The entries need to be copied exactly.

:: Extracted records ::

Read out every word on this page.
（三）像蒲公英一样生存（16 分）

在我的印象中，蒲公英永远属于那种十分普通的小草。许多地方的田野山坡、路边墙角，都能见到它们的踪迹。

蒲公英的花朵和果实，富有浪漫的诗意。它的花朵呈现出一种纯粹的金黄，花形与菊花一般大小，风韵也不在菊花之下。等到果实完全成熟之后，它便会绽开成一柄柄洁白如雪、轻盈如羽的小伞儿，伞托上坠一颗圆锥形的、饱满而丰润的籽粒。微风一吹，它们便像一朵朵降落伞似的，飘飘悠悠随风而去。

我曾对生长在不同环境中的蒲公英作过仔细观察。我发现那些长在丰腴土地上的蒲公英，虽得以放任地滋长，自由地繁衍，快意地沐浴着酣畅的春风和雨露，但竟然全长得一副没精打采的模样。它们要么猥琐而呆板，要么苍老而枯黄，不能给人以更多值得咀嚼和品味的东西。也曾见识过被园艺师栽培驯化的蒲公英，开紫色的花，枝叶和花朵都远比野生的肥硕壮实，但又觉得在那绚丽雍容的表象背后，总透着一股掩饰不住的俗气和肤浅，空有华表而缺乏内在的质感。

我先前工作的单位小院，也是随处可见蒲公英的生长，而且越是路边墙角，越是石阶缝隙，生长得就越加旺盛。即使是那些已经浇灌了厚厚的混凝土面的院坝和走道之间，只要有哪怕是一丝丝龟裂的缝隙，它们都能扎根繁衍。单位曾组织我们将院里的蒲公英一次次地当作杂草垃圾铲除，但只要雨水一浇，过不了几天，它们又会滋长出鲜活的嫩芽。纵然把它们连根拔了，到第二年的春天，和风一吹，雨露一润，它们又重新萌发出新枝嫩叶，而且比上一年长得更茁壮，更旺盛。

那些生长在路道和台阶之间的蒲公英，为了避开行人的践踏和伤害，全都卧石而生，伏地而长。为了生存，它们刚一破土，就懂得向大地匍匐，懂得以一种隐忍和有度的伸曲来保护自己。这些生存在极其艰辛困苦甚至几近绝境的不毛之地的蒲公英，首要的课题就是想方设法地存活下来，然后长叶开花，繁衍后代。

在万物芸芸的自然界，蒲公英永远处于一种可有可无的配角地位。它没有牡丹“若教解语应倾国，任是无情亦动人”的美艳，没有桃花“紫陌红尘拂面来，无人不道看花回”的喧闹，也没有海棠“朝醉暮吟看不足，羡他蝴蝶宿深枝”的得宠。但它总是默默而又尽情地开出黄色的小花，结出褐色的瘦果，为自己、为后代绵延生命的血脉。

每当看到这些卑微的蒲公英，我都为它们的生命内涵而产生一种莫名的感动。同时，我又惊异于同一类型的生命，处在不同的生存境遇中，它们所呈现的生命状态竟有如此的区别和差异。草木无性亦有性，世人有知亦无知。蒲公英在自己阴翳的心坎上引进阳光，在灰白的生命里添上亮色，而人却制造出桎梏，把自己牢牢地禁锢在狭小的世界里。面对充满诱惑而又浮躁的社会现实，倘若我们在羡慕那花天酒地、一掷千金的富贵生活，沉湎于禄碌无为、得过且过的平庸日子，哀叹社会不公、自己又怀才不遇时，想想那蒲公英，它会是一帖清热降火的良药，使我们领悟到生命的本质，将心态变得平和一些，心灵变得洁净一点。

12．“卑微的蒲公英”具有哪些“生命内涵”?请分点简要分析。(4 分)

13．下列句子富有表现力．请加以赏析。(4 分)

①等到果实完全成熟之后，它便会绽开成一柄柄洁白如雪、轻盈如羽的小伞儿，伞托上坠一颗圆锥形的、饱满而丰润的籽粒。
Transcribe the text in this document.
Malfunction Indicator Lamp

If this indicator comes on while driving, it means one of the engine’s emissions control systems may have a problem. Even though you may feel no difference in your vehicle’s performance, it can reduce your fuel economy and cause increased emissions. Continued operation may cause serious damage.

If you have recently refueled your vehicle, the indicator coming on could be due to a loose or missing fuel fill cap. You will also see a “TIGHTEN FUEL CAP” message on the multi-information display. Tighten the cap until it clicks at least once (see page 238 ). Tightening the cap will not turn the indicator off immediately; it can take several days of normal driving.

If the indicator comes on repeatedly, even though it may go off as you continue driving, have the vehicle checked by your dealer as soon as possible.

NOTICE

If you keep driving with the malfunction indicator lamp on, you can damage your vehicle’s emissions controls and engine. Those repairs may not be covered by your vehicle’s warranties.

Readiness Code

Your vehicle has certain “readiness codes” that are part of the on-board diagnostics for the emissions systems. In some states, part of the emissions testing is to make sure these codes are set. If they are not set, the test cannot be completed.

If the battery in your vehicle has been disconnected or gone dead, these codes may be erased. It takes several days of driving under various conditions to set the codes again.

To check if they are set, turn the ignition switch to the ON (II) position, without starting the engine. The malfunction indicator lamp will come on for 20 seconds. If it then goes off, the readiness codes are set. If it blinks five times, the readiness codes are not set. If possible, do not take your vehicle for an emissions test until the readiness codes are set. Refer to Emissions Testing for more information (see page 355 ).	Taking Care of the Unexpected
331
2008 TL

:::

= Answer for this exercise =
Read out every word on this page.
（三）像蒲公英一样生存（16 分）

在我的印象中，蒲公英永远属于那种十分普通的小草。许多地方的田野山坡、路边墙角，都能见到它们的踪迹。

蒲公英的花朵和果实，富有浪漫的诗意。它的花朵呈现出一种纯粹的金黄，花形与菊花一般大小，风韵也不在菊花之下。等到果实完全成熟之后，它便会绽开成一柄柄洁白如雪、轻盈如羽的小伞儿，伞托上坠一颗圆锥形的、饱满而丰润的籽粒。微风一吹，它们便像一朵朵降落伞似的，飘飘悠悠随风而去。

我曾对生长在不同环境中的蒲公英作过仔细观察。我发现那些长在丰腴土地上的蒲公英，虽得以放任地滋长，自由地繁衍，快意地沐浴着酣畅的春风和雨露，但竟然全长得一副没精打采的模样。它们要么猥琐而呆板，要么苍老而枯黄，不能给人以更多值得咀嚼和品味的东西。也曾见识过被园艺师栽培驯化的蒲公英，开紫色的花，枝叶和花朵都远比野生的肥硕壮实，但又觉得在那绚丽雍容的表象背后，总透着一股掩饰不住的俗气和肤浅，空有华表而缺乏内在的质感。

我先前工作的单位小院，也是随处可见蒲公英的生长，而且越是路边墙角，越是石阶缝隙，生长得就越加旺盛。即使是那些已经浇灌了厚厚的混凝土面的院坝和走道之间，只要有哪怕是一丝丝龟裂的缝隙，它们都能扎根繁衍。单位曾组织我们将院里的蒲公英一次次地当作杂草垃圾铲除，但只要雨水一浇，过不了几天，它们又会滋长出鲜活的嫩芽。纵然把它们连根拔了，到第二年的春天，和风一吹，雨露一润，它们又重新萌发出新枝嫩叶，而且比上一年长得更茁壮，更旺盛。

那些生长在路道和台阶之间的蒲公英，为了避开行人的践踏和伤害，全都卧石而生，伏地而长。为了生存，它们刚一破土，就懂得向大地匍匐，懂得以一种隐忍和有度的伸曲来保护自己。这些生存在极其艰辛困苦甚至几近绝境的不毛之地的蒲公英，首要的课题就是想方设法地存活下来，然后长叶开花，繁衍后代。

在万物芸芸的自然界，蒲公英永远处于一种可有可无的配角地位。它没有牡丹“若教解语应倾国，任是无情亦动人”的美艳，没有桃花“紫陌红尘拂面来，无人不道看花回”的喧闹，也没有海棠“朝醉暮吟看不足，羡他蝴蝶宿深枝”的得宠。但它总是默默而又尽情地开出黄色的小花，结出褐色的瘦果，为自己、为后代绵延生命的血脉。

每当看到这些卑微的蒲公英，我都为它们的生命内涵而产生一种莫名的感动。同时，我又惊异于同一类型的生命，处在不同的生存境遇中，它们所呈现的生命状态竟有如此的区别和差异。草木无性亦有性，世人有知亦无知。蒲公英在自己阴翳的心坎上引进阳光，在灰白的生命里添上亮色，而人却制造出桎梏，把自己牢牢地禁锢在狭小的世界里。面对充满诱惑而又浮躁的社会现实，倘若我们在羡慕那花天酒地、一掷千金的富贵生活，沉湎于禄碌无为、得过且过的平庸日子，哀叹社会不公、自己又怀才不遇时，想想那蒲公英，它会是一帖清热降火的良药，使我们领悟到生命的本质，将心态变得平和一些，心灵变得洁净一点。

12．“卑微的蒲公英”具有哪些“生命内涵”?请分点简要分析。(4 分)

13．下列句子富有表现力．请加以赏析。(4 分)

①等到果实完全成熟之后，它便会绽开成一柄柄洁白如雪、轻盈如羽的小伞儿，伞托上坠一颗圆锥形的、饱满而丰润的籽粒。
Transcribe the text in this document.
Malfunction Indicator Lamp

If this indicator comes on while driving, it means one of the engine’s emissions control systems may have a problem. Even though you may feel no difference in your vehicle’s performance, it can reduce your fuel economy and cause increased emissions. Continued operation may cause serious damage.

If you have recently refueled your vehicle, the indicator coming on could be due to a loose or missing fuel fill cap. You will also see a “TIGHTEN FUEL CAP” message on the multi-information display. Tighten the cap until it clicks at least once (see page 238 ). Tightening the cap will not turn the indicator off immediately; it can take several days of normal driving.

If the indicator comes on repeatedly, even though it may go off as you continue driving, have the vehicle checked by your dealer as soon as possible.

NOTICE

If you keep driving with the malfunction indicator lamp on, you can damage your vehicle’s emissions controls and engine. Those repairs may not be covered by your vehicle’s warranties.

Readiness Code

Your vehicle has certain “readiness codes” that are part of the on-board diagnostics for the emissions systems. In some states, part of the emissions testing is to make sure these codes are set. If they are not set, the test cannot be completed.

If the battery in your vehicle has been disconnected or gone dead, these codes may be erased. It takes several days of driving under various conditions to set the codes again.

To check if they are set, turn the ignition switch to the ON (II) position, without starting the engine. The malfunction indicator lamp will come on for 20 seconds. If it then goes off, the readiness codes are set. If it blinks five times, the readiness codes are not set. If possible, do not take your vehicle for an emissions test until the readiness codes are set. Refer to Emissions Testing for more information (see page 355 ).	Taking Care of the Unexpected
331
2008 TL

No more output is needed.